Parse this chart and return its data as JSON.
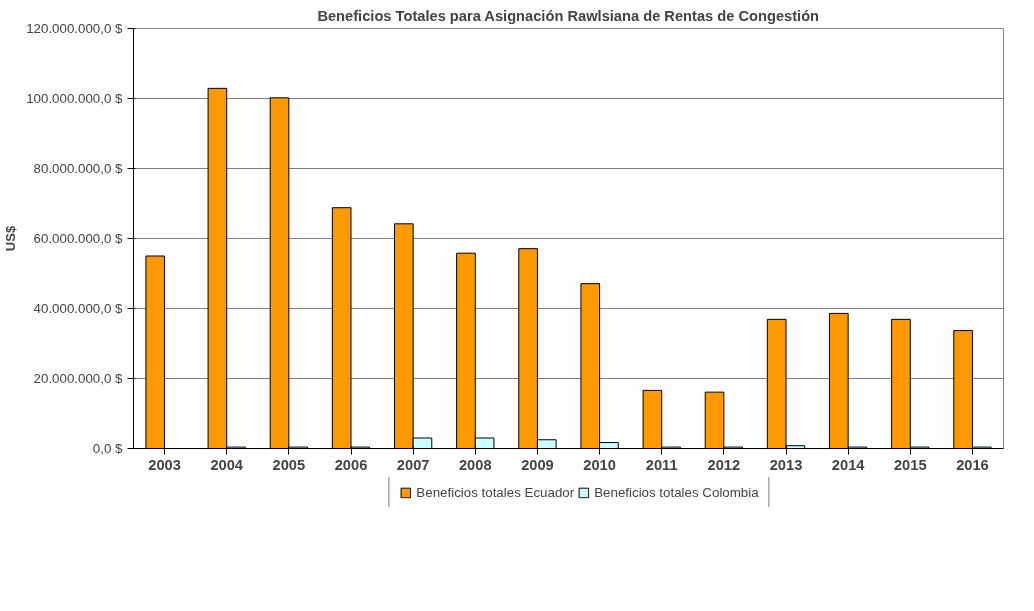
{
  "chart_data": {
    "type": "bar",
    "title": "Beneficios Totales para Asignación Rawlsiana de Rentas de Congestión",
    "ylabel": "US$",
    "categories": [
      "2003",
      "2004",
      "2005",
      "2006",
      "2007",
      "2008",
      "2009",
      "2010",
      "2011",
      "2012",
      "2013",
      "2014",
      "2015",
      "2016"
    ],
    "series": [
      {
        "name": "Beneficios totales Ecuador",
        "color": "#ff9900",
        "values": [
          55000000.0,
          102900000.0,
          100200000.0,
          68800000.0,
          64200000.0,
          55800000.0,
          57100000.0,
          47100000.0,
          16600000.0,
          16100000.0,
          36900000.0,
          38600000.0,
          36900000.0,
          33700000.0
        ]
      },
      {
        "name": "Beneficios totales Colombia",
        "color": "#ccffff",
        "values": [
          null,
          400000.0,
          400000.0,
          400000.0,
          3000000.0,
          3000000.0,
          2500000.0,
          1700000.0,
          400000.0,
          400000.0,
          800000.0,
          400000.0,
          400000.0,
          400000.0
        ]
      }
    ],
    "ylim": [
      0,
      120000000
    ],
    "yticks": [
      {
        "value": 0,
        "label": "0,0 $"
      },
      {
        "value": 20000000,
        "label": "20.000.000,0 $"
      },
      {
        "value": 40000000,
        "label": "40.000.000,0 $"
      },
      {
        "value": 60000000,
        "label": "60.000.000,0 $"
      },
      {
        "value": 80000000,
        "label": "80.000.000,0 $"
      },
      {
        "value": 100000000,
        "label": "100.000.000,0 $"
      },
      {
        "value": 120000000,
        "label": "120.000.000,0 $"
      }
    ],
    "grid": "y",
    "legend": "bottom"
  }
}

#####

Repeat every record precisely. Any picture among them stays out of the copy.

Parse this chart and return its data as JSON.
{
  "chart_data": {
    "type": "bar",
    "title": "Beneficios Totales para Asignación Rawlsiana de Rentas de Congestión",
    "ylabel": "US$",
    "categories": [
      "2003",
      "2004",
      "2005",
      "2006",
      "2007",
      "2008",
      "2009",
      "2010",
      "2011",
      "2012",
      "2013",
      "2014",
      "2015",
      "2016"
    ],
    "series": [
      {
        "name": "Beneficios totales Ecuador",
        "color": "#ff9900",
        "values": [
          55000000.0,
          102900000.0,
          100200000.0,
          68800000.0,
          64200000.0,
          55800000.0,
          57100000.0,
          47100000.0,
          16600000.0,
          16100000.0,
          36900000.0,
          38600000.0,
          36900000.0,
          33700000.0
        ]
      },
      {
        "name": "Beneficios totales Colombia",
        "color": "#ccffff",
        "values": [
          null,
          400000.0,
          400000.0,
          400000.0,
          3000000.0,
          3000000.0,
          2500000.0,
          1700000.0,
          400000.0,
          400000.0,
          800000.0,
          400000.0,
          400000.0,
          400000.0
        ]
      }
    ],
    "ylim": [
      0,
      120000000
    ],
    "yticks": [
      {
        "value": 0,
        "label": "0,0 $"
      },
      {
        "value": 20000000,
        "label": "20.000.000,0 $"
      },
      {
        "value": 40000000,
        "label": "40.000.000,0 $"
      },
      {
        "value": 60000000,
        "label": "60.000.000,0 $"
      },
      {
        "value": 80000000,
        "label": "80.000.000,0 $"
      },
      {
        "value": 100000000,
        "label": "100.000.000,0 $"
      },
      {
        "value": 120000000,
        "label": "120.000.000,0 $"
      }
    ],
    "grid": "y",
    "legend": "bottom"
  }
}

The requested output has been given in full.